** Opening DATA FOR THIS EXERCISE block **

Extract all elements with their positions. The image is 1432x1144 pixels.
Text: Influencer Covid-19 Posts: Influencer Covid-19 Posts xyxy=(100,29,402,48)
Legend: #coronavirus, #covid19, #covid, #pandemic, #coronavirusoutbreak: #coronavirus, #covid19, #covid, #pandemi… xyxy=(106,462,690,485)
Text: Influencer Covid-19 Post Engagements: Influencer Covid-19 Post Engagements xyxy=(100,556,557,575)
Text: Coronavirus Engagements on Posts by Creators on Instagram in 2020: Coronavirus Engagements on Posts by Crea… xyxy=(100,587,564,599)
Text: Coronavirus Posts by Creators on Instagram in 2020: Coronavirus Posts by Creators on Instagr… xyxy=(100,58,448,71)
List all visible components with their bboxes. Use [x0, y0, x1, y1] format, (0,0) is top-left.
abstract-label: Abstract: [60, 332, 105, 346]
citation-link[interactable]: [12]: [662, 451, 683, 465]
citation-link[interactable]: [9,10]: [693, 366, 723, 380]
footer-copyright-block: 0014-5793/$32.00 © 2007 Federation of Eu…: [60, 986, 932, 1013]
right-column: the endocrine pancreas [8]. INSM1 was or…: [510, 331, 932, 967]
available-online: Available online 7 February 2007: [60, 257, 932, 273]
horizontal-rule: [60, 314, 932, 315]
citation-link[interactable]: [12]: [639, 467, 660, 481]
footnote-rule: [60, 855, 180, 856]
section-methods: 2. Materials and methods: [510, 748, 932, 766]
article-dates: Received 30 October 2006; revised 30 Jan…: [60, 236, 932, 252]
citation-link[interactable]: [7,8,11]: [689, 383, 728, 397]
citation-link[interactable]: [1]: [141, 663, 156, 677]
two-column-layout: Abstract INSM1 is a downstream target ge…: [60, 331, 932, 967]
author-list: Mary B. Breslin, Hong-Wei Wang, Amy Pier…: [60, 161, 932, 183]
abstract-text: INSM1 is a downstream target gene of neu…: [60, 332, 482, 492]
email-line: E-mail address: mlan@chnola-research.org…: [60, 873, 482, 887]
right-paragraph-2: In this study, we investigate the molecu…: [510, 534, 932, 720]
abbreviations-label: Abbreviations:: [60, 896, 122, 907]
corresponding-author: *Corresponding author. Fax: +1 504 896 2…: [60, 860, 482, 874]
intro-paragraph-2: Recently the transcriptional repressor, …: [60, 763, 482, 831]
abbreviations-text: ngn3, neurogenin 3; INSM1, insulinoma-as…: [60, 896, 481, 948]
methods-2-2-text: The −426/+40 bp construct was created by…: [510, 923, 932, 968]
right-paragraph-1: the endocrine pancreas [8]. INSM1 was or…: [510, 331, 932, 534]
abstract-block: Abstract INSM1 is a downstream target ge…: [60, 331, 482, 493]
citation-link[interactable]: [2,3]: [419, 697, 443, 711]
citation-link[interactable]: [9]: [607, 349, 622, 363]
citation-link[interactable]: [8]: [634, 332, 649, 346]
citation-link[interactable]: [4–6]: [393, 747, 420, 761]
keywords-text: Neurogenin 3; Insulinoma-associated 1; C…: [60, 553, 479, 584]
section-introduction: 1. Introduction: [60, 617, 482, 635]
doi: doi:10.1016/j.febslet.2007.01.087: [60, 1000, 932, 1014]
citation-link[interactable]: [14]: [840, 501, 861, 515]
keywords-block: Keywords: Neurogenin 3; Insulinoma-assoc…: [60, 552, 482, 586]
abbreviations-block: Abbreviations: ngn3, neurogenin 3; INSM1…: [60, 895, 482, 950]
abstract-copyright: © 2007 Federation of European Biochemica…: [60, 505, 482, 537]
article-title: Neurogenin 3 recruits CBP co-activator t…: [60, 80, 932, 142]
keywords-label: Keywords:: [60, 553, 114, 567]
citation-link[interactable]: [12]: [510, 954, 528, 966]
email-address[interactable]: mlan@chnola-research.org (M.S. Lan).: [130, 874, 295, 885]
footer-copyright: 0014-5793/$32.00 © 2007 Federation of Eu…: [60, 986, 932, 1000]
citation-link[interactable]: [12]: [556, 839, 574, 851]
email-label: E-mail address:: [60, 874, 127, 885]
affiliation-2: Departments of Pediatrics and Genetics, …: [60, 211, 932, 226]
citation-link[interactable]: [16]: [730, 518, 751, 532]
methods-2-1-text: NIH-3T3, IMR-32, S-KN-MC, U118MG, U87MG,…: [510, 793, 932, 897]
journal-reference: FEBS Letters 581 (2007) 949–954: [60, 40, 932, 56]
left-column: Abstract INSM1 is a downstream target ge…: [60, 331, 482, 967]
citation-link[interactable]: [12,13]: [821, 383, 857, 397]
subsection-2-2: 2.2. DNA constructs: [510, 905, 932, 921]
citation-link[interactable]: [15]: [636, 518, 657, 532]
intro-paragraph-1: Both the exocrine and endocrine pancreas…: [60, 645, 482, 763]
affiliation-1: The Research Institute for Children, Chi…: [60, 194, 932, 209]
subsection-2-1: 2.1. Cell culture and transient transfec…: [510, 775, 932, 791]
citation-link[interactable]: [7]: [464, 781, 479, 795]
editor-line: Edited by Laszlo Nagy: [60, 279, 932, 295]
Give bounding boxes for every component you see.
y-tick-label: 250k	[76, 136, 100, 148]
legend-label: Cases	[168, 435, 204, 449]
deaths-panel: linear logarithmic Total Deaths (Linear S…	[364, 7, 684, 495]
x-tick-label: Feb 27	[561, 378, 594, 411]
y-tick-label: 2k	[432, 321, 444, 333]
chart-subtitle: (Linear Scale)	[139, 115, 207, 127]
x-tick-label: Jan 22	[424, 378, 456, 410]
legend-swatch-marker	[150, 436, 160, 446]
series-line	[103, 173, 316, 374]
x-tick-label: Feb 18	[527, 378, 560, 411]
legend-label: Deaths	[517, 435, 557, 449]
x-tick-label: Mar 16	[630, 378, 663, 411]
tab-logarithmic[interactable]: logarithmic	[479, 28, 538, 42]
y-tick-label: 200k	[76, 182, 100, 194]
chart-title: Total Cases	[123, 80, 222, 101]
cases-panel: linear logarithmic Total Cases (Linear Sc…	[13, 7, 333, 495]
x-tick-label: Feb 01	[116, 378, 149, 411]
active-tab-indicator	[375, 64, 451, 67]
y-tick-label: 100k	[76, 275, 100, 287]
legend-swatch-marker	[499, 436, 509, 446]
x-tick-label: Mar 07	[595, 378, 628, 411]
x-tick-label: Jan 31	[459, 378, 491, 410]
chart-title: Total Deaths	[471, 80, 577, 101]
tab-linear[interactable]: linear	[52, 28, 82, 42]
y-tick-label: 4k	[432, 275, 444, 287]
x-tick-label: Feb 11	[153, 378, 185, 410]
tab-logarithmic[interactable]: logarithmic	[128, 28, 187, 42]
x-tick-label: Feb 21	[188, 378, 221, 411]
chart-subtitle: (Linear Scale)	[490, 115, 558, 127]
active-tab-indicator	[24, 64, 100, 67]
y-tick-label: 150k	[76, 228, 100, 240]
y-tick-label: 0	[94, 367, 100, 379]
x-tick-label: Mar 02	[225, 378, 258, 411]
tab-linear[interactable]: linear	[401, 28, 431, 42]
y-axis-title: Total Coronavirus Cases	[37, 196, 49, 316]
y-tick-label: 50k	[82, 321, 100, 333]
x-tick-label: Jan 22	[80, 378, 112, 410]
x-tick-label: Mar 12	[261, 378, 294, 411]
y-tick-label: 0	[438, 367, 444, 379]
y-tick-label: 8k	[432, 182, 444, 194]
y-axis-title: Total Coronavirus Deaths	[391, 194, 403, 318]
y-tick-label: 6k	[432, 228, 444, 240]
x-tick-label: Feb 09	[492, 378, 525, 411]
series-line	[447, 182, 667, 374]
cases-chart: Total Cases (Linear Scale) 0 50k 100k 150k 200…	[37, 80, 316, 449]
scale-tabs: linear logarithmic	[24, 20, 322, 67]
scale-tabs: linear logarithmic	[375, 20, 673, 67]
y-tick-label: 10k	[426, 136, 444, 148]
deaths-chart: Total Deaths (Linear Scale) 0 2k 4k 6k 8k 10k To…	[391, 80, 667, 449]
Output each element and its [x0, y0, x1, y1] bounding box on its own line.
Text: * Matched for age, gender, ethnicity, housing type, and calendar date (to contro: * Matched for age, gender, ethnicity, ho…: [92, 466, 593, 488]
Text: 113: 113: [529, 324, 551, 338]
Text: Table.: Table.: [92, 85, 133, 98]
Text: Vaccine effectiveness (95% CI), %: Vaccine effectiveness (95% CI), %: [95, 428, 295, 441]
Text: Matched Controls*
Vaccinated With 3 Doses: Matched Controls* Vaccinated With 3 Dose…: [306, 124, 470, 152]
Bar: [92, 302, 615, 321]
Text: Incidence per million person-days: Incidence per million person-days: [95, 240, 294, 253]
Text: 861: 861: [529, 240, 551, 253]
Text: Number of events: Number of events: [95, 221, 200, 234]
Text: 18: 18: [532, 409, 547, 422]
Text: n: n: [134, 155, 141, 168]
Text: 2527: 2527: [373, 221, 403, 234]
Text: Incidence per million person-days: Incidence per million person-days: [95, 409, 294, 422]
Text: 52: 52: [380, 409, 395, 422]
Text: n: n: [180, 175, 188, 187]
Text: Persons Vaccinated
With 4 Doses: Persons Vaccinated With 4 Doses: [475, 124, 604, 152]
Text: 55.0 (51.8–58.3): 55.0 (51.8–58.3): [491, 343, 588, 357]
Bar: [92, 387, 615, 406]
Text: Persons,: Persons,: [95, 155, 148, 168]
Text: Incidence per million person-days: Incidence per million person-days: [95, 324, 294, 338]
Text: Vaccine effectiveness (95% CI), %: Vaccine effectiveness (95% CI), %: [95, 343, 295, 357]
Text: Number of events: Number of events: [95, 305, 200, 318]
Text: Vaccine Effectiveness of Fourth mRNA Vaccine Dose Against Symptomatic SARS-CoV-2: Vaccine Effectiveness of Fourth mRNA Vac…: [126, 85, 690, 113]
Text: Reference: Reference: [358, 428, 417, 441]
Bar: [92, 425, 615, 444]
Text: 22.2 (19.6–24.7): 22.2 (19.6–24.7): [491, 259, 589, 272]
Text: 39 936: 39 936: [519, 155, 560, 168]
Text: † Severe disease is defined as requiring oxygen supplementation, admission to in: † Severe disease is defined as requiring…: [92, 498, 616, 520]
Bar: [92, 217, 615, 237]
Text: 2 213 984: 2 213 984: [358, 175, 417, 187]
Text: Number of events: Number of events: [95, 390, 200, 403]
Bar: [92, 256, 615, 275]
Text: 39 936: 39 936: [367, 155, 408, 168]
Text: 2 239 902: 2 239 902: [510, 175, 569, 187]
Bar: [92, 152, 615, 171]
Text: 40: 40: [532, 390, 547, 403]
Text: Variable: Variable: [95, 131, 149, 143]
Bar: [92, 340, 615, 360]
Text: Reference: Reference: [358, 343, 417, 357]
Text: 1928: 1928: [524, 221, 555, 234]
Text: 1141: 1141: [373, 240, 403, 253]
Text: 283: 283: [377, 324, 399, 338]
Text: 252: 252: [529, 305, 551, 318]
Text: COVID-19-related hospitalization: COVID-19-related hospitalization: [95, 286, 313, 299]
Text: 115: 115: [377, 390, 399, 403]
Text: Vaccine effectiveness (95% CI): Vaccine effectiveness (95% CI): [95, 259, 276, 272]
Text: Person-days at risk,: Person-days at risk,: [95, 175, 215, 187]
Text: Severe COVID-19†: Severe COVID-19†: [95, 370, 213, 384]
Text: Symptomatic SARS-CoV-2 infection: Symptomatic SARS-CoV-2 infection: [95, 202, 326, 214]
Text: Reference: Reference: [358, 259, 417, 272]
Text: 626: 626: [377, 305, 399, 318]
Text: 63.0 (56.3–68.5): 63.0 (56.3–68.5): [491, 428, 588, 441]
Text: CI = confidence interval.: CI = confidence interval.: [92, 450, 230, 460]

** Closing DATA FOR THIS EXERCISE block **

WHAT YOU WILL DO: Report, from the entries above, each line where "Creators" is found.

RESPONSE AREA:
Text: Coronavirus Engagements on Posts by Creators on Instagram in 2020: Coronavirus Engagements on Posts by Crea… xyxy=(100,587,564,599)
Text: Coronavirus Posts by Creators on Instagram in 2020: Coronavirus Posts by Creators on Instagr… xyxy=(100,58,448,71)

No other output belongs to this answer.